▸ **What to produce**
Copy the material that follows word for word and omit its pictures.

-.-.-

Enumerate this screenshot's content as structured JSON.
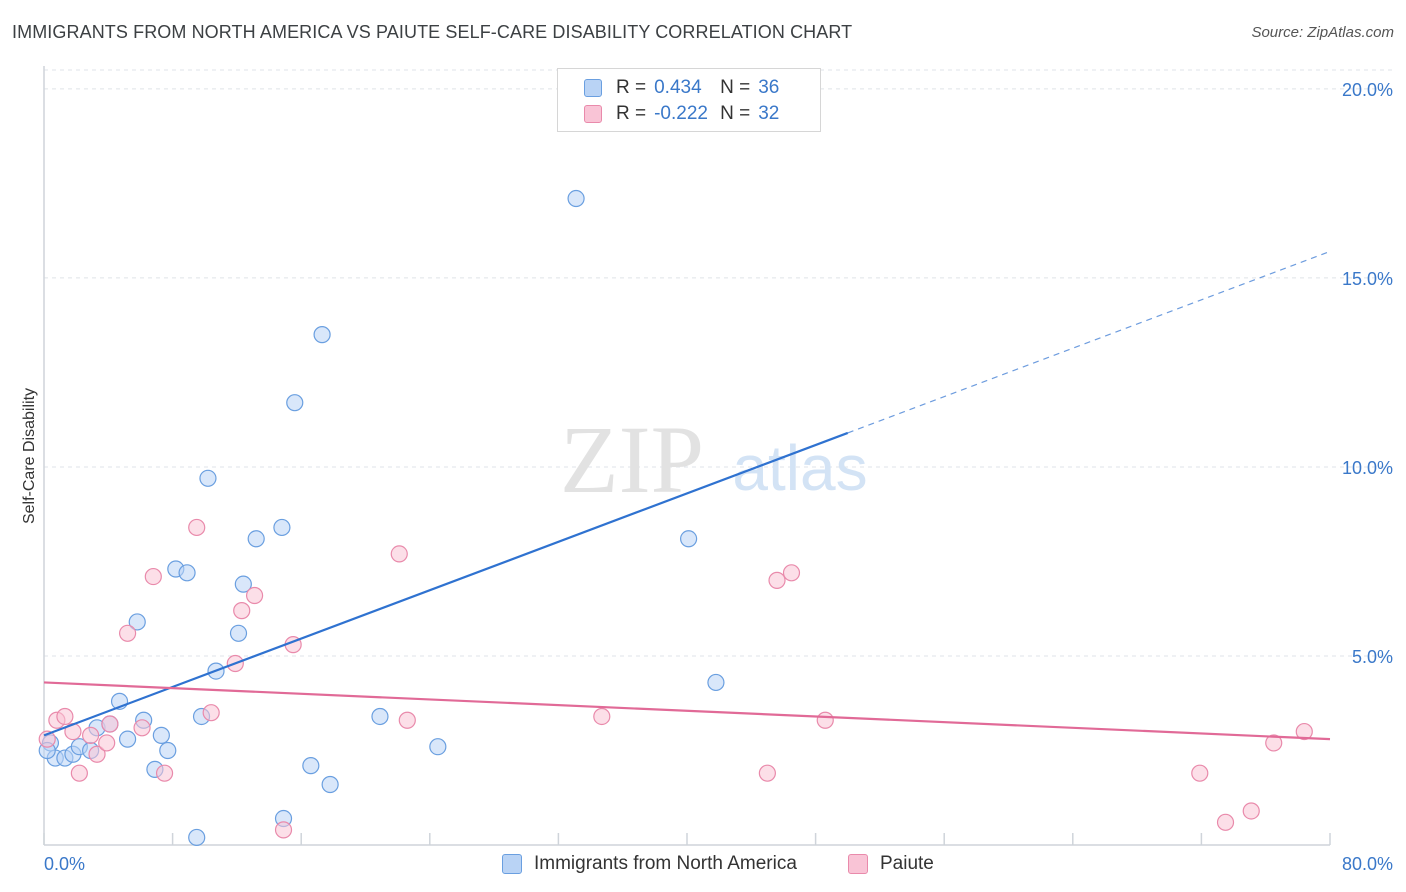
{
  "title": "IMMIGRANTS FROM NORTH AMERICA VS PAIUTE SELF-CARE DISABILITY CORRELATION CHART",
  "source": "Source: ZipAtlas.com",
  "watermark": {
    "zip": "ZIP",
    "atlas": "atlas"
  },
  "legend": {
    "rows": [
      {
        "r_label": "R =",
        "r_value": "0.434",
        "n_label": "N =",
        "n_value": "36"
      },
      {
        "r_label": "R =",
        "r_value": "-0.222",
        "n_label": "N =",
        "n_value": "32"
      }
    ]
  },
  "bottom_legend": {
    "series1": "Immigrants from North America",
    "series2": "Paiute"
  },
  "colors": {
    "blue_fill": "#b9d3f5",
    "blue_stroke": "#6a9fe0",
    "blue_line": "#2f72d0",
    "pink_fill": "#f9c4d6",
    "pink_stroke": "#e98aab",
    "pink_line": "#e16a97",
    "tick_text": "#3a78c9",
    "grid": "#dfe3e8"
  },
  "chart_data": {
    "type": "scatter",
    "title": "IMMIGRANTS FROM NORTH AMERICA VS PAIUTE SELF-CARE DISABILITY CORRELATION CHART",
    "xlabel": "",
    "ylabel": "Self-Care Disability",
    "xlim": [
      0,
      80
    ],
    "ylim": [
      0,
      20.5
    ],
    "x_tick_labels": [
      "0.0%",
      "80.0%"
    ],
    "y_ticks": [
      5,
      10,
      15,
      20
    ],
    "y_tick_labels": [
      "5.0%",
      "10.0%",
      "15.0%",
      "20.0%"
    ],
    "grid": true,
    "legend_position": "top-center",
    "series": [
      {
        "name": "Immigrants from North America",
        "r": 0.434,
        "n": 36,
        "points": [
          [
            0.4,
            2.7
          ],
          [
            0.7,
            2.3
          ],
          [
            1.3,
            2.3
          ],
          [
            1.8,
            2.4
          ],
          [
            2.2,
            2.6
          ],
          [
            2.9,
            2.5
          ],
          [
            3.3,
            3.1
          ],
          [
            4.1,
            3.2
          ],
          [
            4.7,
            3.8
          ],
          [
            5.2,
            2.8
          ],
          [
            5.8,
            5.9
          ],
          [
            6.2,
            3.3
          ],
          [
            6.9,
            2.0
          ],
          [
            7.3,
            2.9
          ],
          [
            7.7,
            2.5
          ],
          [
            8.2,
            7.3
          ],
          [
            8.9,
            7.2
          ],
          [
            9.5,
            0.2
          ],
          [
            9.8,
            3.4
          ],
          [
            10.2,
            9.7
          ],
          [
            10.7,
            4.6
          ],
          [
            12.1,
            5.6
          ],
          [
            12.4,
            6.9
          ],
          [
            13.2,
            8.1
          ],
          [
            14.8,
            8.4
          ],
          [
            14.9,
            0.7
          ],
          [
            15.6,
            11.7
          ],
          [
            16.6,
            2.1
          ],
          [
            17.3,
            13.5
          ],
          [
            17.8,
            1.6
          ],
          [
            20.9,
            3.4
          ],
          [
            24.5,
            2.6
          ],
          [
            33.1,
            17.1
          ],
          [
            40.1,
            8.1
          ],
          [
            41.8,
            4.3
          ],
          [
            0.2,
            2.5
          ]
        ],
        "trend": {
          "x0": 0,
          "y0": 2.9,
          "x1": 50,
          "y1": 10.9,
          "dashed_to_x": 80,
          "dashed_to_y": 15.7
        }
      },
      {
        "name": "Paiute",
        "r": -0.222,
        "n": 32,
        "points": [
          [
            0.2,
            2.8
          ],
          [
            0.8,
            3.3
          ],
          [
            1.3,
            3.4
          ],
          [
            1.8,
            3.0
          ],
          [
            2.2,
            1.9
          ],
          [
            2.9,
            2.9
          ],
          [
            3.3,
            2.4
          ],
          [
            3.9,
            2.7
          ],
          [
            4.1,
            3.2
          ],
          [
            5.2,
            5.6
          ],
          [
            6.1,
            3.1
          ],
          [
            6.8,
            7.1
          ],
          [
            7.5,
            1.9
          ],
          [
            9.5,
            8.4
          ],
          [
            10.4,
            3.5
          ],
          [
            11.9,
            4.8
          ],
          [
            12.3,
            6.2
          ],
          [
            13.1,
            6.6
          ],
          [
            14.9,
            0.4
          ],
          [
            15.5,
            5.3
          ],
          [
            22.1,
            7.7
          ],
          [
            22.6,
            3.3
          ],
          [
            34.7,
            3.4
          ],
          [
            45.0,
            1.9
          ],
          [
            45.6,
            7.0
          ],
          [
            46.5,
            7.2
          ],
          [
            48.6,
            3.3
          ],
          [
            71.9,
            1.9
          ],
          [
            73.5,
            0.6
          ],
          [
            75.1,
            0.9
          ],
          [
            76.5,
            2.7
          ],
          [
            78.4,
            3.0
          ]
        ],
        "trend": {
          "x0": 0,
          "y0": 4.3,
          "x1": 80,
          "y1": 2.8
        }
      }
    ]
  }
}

-.-.-

▸ **Response to the exercise**
Enumerate this screenshot's content as structured JSON.
{
  "title": "IMMIGRANTS FROM NORTH AMERICA VS PAIUTE SELF-CARE DISABILITY CORRELATION CHART",
  "source": "Source: ZipAtlas.com",
  "watermark": {
    "zip": "ZIP",
    "atlas": "atlas"
  },
  "legend": {
    "rows": [
      {
        "r_label": "R =",
        "r_value": "0.434",
        "n_label": "N =",
        "n_value": "36"
      },
      {
        "r_label": "R =",
        "r_value": "-0.222",
        "n_label": "N =",
        "n_value": "32"
      }
    ]
  },
  "bottom_legend": {
    "series1": "Immigrants from North America",
    "series2": "Paiute"
  },
  "colors": {
    "blue_fill": "#b9d3f5",
    "blue_stroke": "#6a9fe0",
    "blue_line": "#2f72d0",
    "pink_fill": "#f9c4d6",
    "pink_stroke": "#e98aab",
    "pink_line": "#e16a97",
    "tick_text": "#3a78c9",
    "grid": "#dfe3e8"
  },
  "chart_data": {
    "type": "scatter",
    "title": "IMMIGRANTS FROM NORTH AMERICA VS PAIUTE SELF-CARE DISABILITY CORRELATION CHART",
    "xlabel": "",
    "ylabel": "Self-Care Disability",
    "xlim": [
      0,
      80
    ],
    "ylim": [
      0,
      20.5
    ],
    "x_tick_labels": [
      "0.0%",
      "80.0%"
    ],
    "y_ticks": [
      5,
      10,
      15,
      20
    ],
    "y_tick_labels": [
      "5.0%",
      "10.0%",
      "15.0%",
      "20.0%"
    ],
    "grid": true,
    "legend_position": "top-center",
    "series": [
      {
        "name": "Immigrants from North America",
        "r": 0.434,
        "n": 36,
        "points": [
          [
            0.4,
            2.7
          ],
          [
            0.7,
            2.3
          ],
          [
            1.3,
            2.3
          ],
          [
            1.8,
            2.4
          ],
          [
            2.2,
            2.6
          ],
          [
            2.9,
            2.5
          ],
          [
            3.3,
            3.1
          ],
          [
            4.1,
            3.2
          ],
          [
            4.7,
            3.8
          ],
          [
            5.2,
            2.8
          ],
          [
            5.8,
            5.9
          ],
          [
            6.2,
            3.3
          ],
          [
            6.9,
            2.0
          ],
          [
            7.3,
            2.9
          ],
          [
            7.7,
            2.5
          ],
          [
            8.2,
            7.3
          ],
          [
            8.9,
            7.2
          ],
          [
            9.5,
            0.2
          ],
          [
            9.8,
            3.4
          ],
          [
            10.2,
            9.7
          ],
          [
            10.7,
            4.6
          ],
          [
            12.1,
            5.6
          ],
          [
            12.4,
            6.9
          ],
          [
            13.2,
            8.1
          ],
          [
            14.8,
            8.4
          ],
          [
            14.9,
            0.7
          ],
          [
            15.6,
            11.7
          ],
          [
            16.6,
            2.1
          ],
          [
            17.3,
            13.5
          ],
          [
            17.8,
            1.6
          ],
          [
            20.9,
            3.4
          ],
          [
            24.5,
            2.6
          ],
          [
            33.1,
            17.1
          ],
          [
            40.1,
            8.1
          ],
          [
            41.8,
            4.3
          ],
          [
            0.2,
            2.5
          ]
        ],
        "trend": {
          "x0": 0,
          "y0": 2.9,
          "x1": 50,
          "y1": 10.9,
          "dashed_to_x": 80,
          "dashed_to_y": 15.7
        }
      },
      {
        "name": "Paiute",
        "r": -0.222,
        "n": 32,
        "points": [
          [
            0.2,
            2.8
          ],
          [
            0.8,
            3.3
          ],
          [
            1.3,
            3.4
          ],
          [
            1.8,
            3.0
          ],
          [
            2.2,
            1.9
          ],
          [
            2.9,
            2.9
          ],
          [
            3.3,
            2.4
          ],
          [
            3.9,
            2.7
          ],
          [
            4.1,
            3.2
          ],
          [
            5.2,
            5.6
          ],
          [
            6.1,
            3.1
          ],
          [
            6.8,
            7.1
          ],
          [
            7.5,
            1.9
          ],
          [
            9.5,
            8.4
          ],
          [
            10.4,
            3.5
          ],
          [
            11.9,
            4.8
          ],
          [
            12.3,
            6.2
          ],
          [
            13.1,
            6.6
          ],
          [
            14.9,
            0.4
          ],
          [
            15.5,
            5.3
          ],
          [
            22.1,
            7.7
          ],
          [
            22.6,
            3.3
          ],
          [
            34.7,
            3.4
          ],
          [
            45.0,
            1.9
          ],
          [
            45.6,
            7.0
          ],
          [
            46.5,
            7.2
          ],
          [
            48.6,
            3.3
          ],
          [
            71.9,
            1.9
          ],
          [
            73.5,
            0.6
          ],
          [
            75.1,
            0.9
          ],
          [
            76.5,
            2.7
          ],
          [
            78.4,
            3.0
          ]
        ],
        "trend": {
          "x0": 0,
          "y0": 4.3,
          "x1": 80,
          "y1": 2.8
        }
      }
    ]
  }
}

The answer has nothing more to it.